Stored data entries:
===============

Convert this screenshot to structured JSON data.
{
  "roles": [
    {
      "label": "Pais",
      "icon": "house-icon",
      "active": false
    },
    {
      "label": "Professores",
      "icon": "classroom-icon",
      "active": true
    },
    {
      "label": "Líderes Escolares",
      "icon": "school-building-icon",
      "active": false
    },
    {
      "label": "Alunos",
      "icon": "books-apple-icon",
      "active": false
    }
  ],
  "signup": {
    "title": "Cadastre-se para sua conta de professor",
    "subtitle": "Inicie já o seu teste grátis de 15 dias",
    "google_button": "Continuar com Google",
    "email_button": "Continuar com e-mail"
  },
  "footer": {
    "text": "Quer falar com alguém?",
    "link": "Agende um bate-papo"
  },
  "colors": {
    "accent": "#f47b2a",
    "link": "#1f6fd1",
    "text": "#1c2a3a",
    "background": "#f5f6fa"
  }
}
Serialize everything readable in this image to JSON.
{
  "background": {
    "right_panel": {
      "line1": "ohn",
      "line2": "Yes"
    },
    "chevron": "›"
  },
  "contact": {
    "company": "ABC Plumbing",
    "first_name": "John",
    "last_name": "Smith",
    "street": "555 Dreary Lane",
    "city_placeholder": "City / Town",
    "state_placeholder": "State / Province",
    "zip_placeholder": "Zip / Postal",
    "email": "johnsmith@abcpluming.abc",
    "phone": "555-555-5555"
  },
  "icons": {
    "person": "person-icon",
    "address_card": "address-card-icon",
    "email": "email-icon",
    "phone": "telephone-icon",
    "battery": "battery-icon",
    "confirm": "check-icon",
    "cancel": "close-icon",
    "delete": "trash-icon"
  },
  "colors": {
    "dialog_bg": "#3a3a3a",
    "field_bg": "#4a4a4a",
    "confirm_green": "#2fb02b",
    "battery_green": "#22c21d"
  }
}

===============

→ DIRECTIONS
Copy the material above verbatim.

→ CORRECT RESPONSE
Convert this screenshot to structured JSON data.
{
  "roles": [
    {
      "label": "Pais",
      "icon": "house-icon",
      "active": false
    },
    {
      "label": "Professores",
      "icon": "classroom-icon",
      "active": true
    },
    {
      "label": "Líderes Escolares",
      "icon": "school-building-icon",
      "active": false
    },
    {
      "label": "Alunos",
      "icon": "books-apple-icon",
      "active": false
    }
  ],
  "signup": {
    "title": "Cadastre-se para sua conta de professor",
    "subtitle": "Inicie já o seu teste grátis de 15 dias",
    "google_button": "Continuar com Google",
    "email_button": "Continuar com e-mail"
  },
  "footer": {
    "text": "Quer falar com alguém?",
    "link": "Agende um bate-papo"
  },
  "colors": {
    "accent": "#f47b2a",
    "link": "#1f6fd1",
    "text": "#1c2a3a",
    "background": "#f5f6fa"
  }
}
Serialize everything readable in this image to JSON.
{
  "background": {
    "right_panel": {
      "line1": "ohn",
      "line2": "Yes"
    },
    "chevron": "›"
  },
  "contact": {
    "company": "ABC Plumbing",
    "first_name": "John",
    "last_name": "Smith",
    "street": "555 Dreary Lane",
    "city_placeholder": "City / Town",
    "state_placeholder": "State / Province",
    "zip_placeholder": "Zip / Postal",
    "email": "johnsmith@abcpluming.abc",
    "phone": "555-555-5555"
  },
  "icons": {
    "person": "person-icon",
    "address_card": "address-card-icon",
    "email": "email-icon",
    "phone": "telephone-icon",
    "battery": "battery-icon",
    "confirm": "check-icon",
    "cancel": "close-icon",
    "delete": "trash-icon"
  },
  "colors": {
    "dialog_bg": "#3a3a3a",
    "field_bg": "#4a4a4a",
    "confirm_green": "#2fb02b",
    "battery_green": "#22c21d"
  }
}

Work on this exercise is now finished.